Skip any picture you find and retype all the remaining lines exactly.

• Exercise inputs:
·····

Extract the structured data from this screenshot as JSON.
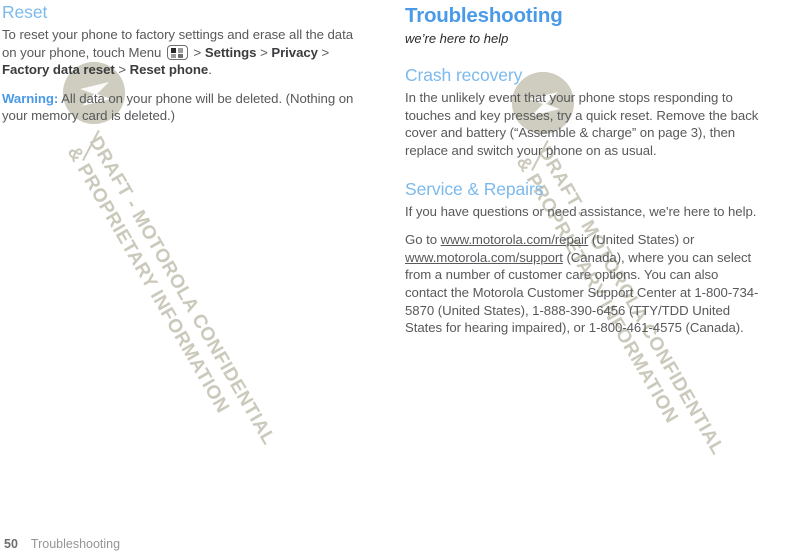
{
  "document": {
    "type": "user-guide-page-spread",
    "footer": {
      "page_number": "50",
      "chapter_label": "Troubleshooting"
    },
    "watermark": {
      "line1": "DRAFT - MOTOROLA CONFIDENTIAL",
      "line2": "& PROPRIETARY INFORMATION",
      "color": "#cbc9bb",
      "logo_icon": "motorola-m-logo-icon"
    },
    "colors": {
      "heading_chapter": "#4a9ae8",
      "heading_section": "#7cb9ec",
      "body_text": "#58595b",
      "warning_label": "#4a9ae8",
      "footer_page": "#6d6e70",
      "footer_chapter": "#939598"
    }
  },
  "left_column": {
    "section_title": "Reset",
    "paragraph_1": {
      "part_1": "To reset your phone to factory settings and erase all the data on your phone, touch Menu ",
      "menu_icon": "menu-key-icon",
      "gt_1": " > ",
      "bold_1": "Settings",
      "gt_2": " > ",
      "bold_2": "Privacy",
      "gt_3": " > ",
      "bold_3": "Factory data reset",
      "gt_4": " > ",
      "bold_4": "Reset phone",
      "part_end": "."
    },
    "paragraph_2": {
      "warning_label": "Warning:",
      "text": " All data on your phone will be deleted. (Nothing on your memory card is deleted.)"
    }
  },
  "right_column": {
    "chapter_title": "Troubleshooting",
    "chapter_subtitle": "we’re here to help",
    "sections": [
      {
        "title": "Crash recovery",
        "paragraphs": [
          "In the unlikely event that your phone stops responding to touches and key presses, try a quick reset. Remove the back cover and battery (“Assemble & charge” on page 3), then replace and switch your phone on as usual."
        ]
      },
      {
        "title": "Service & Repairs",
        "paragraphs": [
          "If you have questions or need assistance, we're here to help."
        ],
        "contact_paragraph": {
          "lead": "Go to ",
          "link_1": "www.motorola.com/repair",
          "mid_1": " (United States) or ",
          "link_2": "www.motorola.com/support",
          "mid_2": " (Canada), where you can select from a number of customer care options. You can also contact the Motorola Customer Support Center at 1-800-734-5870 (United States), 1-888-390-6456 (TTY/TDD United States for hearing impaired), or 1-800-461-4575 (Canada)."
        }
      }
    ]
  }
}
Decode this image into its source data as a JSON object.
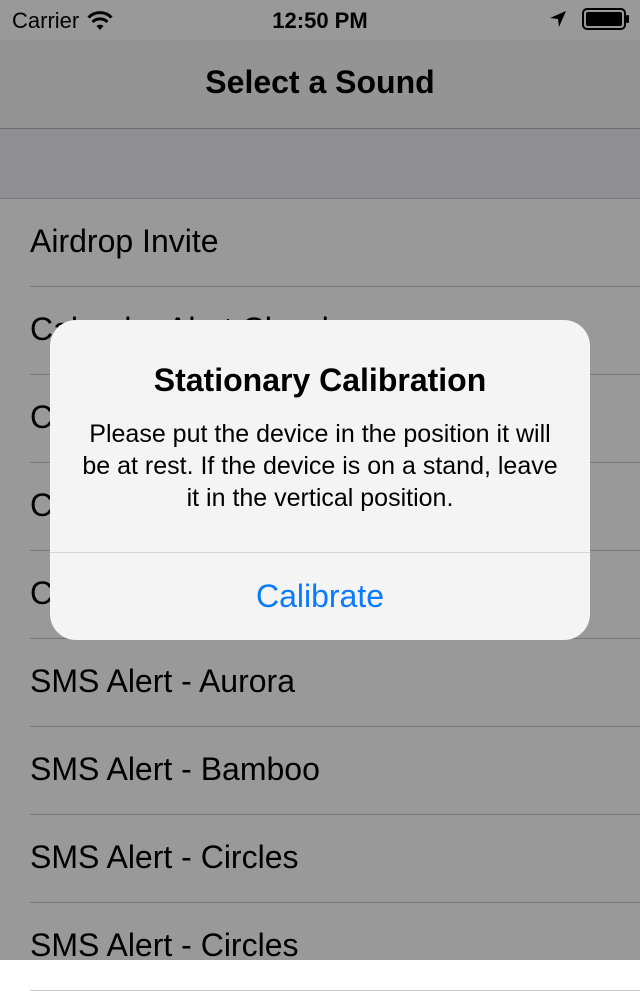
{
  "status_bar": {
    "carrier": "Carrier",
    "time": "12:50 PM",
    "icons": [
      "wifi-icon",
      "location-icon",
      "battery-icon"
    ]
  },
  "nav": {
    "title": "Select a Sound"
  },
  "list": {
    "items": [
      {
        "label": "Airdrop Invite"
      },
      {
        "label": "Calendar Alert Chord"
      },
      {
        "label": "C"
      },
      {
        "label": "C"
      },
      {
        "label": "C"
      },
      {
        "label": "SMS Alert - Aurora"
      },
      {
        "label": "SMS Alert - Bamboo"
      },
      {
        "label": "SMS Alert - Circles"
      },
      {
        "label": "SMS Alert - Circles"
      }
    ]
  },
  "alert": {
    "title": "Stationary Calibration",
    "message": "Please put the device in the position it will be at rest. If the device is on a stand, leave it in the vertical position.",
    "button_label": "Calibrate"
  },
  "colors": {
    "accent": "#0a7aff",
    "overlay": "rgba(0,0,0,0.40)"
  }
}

·····

• Correct answer:
Extract the structured data from this screenshot as JSON.
{
  "document": {
    "type": "user-guide-page-spread",
    "footer": {
      "page_number": "50",
      "chapter_label": "Troubleshooting"
    },
    "watermark": {
      "line1": "DRAFT - MOTOROLA CONFIDENTIAL",
      "line2": "& PROPRIETARY INFORMATION",
      "color": "#cbc9bb",
      "logo_icon": "motorola-m-logo-icon"
    },
    "colors": {
      "heading_chapter": "#4a9ae8",
      "heading_section": "#7cb9ec",
      "body_text": "#58595b",
      "warning_label": "#4a9ae8",
      "footer_page": "#6d6e70",
      "footer_chapter": "#939598"
    }
  },
  "left_column": {
    "section_title": "Reset",
    "paragraph_1": {
      "part_1": "To reset your phone to factory settings and erase all the data on your phone, touch Menu ",
      "menu_icon": "menu-key-icon",
      "gt_1": " > ",
      "bold_1": "Settings",
      "gt_2": " > ",
      "bold_2": "Privacy",
      "gt_3": " > ",
      "bold_3": "Factory data reset",
      "gt_4": " > ",
      "bold_4": "Reset phone",
      "part_end": "."
    },
    "paragraph_2": {
      "warning_label": "Warning:",
      "text": " All data on your phone will be deleted. (Nothing on your memory card is deleted.)"
    }
  },
  "right_column": {
    "chapter_title": "Troubleshooting",
    "chapter_subtitle": "we’re here to help",
    "sections": [
      {
        "title": "Crash recovery",
        "paragraphs": [
          "In the unlikely event that your phone stops responding to touches and key presses, try a quick reset. Remove the back cover and battery (“Assemble & charge” on page 3), then replace and switch your phone on as usual."
        ]
      },
      {
        "title": "Service & Repairs",
        "paragraphs": [
          "If you have questions or need assistance, we're here to help."
        ],
        "contact_paragraph": {
          "lead": "Go to ",
          "link_1": "www.motorola.com/repair",
          "mid_1": " (United States) or ",
          "link_2": "www.motorola.com/support",
          "mid_2": " (Canada), where you can select from a number of customer care options. You can also contact the Motorola Customer Support Center at 1-800-734-5870 (United States), 1-888-390-6456 (TTY/TDD United States for hearing impaired), or 1-800-461-4575 (Canada)."
        }
      }
    ]
  }
}
Decode this image into its source data as a JSON object.
{
  "status_bar": {
    "carrier": "Carrier",
    "time": "12:50 PM",
    "icons": [
      "wifi-icon",
      "location-icon",
      "battery-icon"
    ]
  },
  "nav": {
    "title": "Select a Sound"
  },
  "list": {
    "items": [
      {
        "label": "Airdrop Invite"
      },
      {
        "label": "Calendar Alert Chord"
      },
      {
        "label": "C"
      },
      {
        "label": "C"
      },
      {
        "label": "C"
      },
      {
        "label": "SMS Alert - Aurora"
      },
      {
        "label": "SMS Alert - Bamboo"
      },
      {
        "label": "SMS Alert - Circles"
      },
      {
        "label": "SMS Alert - Circles"
      }
    ]
  },
  "alert": {
    "title": "Stationary Calibration",
    "message": "Please put the device in the position it will be at rest. If the device is on a stand, leave it in the vertical position.",
    "button_label": "Calibrate"
  },
  "colors": {
    "accent": "#0a7aff",
    "overlay": "rgba(0,0,0,0.40)"
  }
}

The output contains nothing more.